*INSTRUCTIONS TO FOLLOW*: Repeat each line of the material exactly.

*MATERIAL FOR THIS TASK*:
____________
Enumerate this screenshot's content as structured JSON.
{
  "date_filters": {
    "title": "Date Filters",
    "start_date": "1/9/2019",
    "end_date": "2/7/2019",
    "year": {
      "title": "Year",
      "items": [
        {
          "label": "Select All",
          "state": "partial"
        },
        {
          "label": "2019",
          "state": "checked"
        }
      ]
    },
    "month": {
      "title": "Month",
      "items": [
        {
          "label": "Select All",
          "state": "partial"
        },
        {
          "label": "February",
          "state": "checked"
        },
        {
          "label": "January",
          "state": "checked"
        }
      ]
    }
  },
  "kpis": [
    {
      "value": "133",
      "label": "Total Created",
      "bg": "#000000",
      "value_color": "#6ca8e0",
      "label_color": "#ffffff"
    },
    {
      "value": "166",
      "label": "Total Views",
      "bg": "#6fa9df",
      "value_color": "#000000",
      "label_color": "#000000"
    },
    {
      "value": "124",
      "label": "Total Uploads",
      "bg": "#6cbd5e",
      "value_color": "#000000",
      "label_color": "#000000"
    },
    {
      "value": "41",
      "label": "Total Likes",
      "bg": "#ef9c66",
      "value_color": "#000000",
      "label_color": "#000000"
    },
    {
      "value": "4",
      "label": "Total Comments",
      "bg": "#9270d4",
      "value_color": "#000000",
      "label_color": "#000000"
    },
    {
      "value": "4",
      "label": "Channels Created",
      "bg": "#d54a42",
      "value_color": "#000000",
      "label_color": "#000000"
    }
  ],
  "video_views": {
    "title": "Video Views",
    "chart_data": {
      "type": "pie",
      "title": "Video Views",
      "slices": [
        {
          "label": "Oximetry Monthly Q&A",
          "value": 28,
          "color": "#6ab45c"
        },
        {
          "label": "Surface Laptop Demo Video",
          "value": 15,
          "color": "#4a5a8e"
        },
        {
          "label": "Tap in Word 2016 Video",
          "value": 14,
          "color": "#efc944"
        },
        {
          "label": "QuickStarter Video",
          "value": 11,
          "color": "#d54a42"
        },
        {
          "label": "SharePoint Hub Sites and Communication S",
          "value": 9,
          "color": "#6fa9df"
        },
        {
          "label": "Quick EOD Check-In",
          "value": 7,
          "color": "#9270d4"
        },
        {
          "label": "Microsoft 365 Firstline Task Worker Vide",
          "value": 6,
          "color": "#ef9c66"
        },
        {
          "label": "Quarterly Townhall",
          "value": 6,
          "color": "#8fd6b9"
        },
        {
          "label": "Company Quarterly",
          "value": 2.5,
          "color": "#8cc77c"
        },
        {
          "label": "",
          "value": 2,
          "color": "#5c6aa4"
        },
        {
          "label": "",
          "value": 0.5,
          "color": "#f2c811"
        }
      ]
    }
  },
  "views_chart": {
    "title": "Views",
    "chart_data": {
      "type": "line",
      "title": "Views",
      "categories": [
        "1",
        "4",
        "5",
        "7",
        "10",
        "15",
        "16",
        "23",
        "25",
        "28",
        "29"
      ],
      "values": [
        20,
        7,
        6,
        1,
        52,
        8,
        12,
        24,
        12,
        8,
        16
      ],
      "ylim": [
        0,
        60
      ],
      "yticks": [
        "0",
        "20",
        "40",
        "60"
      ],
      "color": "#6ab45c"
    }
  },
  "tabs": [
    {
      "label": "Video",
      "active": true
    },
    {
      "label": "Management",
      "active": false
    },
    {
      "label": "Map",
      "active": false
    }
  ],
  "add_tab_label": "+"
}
____________
*SOLUTION*:
Enumerate this screenshot's content as structured JSON.
{
  "date_filters": {
    "title": "Date Filters",
    "start_date": "1/9/2019",
    "end_date": "2/7/2019",
    "year": {
      "title": "Year",
      "items": [
        {
          "label": "Select All",
          "state": "partial"
        },
        {
          "label": "2019",
          "state": "checked"
        }
      ]
    },
    "month": {
      "title": "Month",
      "items": [
        {
          "label": "Select All",
          "state": "partial"
        },
        {
          "label": "February",
          "state": "checked"
        },
        {
          "label": "January",
          "state": "checked"
        }
      ]
    }
  },
  "kpis": [
    {
      "value": "133",
      "label": "Total Created",
      "bg": "#000000",
      "value_color": "#6ca8e0",
      "label_color": "#ffffff"
    },
    {
      "value": "166",
      "label": "Total Views",
      "bg": "#6fa9df",
      "value_color": "#000000",
      "label_color": "#000000"
    },
    {
      "value": "124",
      "label": "Total Uploads",
      "bg": "#6cbd5e",
      "value_color": "#000000",
      "label_color": "#000000"
    },
    {
      "value": "41",
      "label": "Total Likes",
      "bg": "#ef9c66",
      "value_color": "#000000",
      "label_color": "#000000"
    },
    {
      "value": "4",
      "label": "Total Comments",
      "bg": "#9270d4",
      "value_color": "#000000",
      "label_color": "#000000"
    },
    {
      "value": "4",
      "label": "Channels Created",
      "bg": "#d54a42",
      "value_color": "#000000",
      "label_color": "#000000"
    }
  ],
  "video_views": {
    "title": "Video Views",
    "chart_data": {
      "type": "pie",
      "title": "Video Views",
      "slices": [
        {
          "label": "Oximetry Monthly Q&A",
          "value": 28,
          "color": "#6ab45c"
        },
        {
          "label": "Surface Laptop Demo Video",
          "value": 15,
          "color": "#4a5a8e"
        },
        {
          "label": "Tap in Word 2016 Video",
          "value": 14,
          "color": "#efc944"
        },
        {
          "label": "QuickStarter Video",
          "value": 11,
          "color": "#d54a42"
        },
        {
          "label": "SharePoint Hub Sites and Communication S",
          "value": 9,
          "color": "#6fa9df"
        },
        {
          "label": "Quick EOD Check-In",
          "value": 7,
          "color": "#9270d4"
        },
        {
          "label": "Microsoft 365 Firstline Task Worker Vide",
          "value": 6,
          "color": "#ef9c66"
        },
        {
          "label": "Quarterly Townhall",
          "value": 6,
          "color": "#8fd6b9"
        },
        {
          "label": "Company Quarterly",
          "value": 2.5,
          "color": "#8cc77c"
        },
        {
          "label": "",
          "value": 2,
          "color": "#5c6aa4"
        },
        {
          "label": "",
          "value": 0.5,
          "color": "#f2c811"
        }
      ]
    }
  },
  "views_chart": {
    "title": "Views",
    "chart_data": {
      "type": "line",
      "title": "Views",
      "categories": [
        "1",
        "4",
        "5",
        "7",
        "10",
        "15",
        "16",
        "23",
        "25",
        "28",
        "29"
      ],
      "values": [
        20,
        7,
        6,
        1,
        52,
        8,
        12,
        24,
        12,
        8,
        16
      ],
      "ylim": [
        0,
        60
      ],
      "yticks": [
        "0",
        "20",
        "40",
        "60"
      ],
      "color": "#6ab45c"
    }
  },
  "tabs": [
    {
      "label": "Video",
      "active": true
    },
    {
      "label": "Management",
      "active": false
    },
    {
      "label": "Map",
      "active": false
    }
  ],
  "add_tab_label": "+"
}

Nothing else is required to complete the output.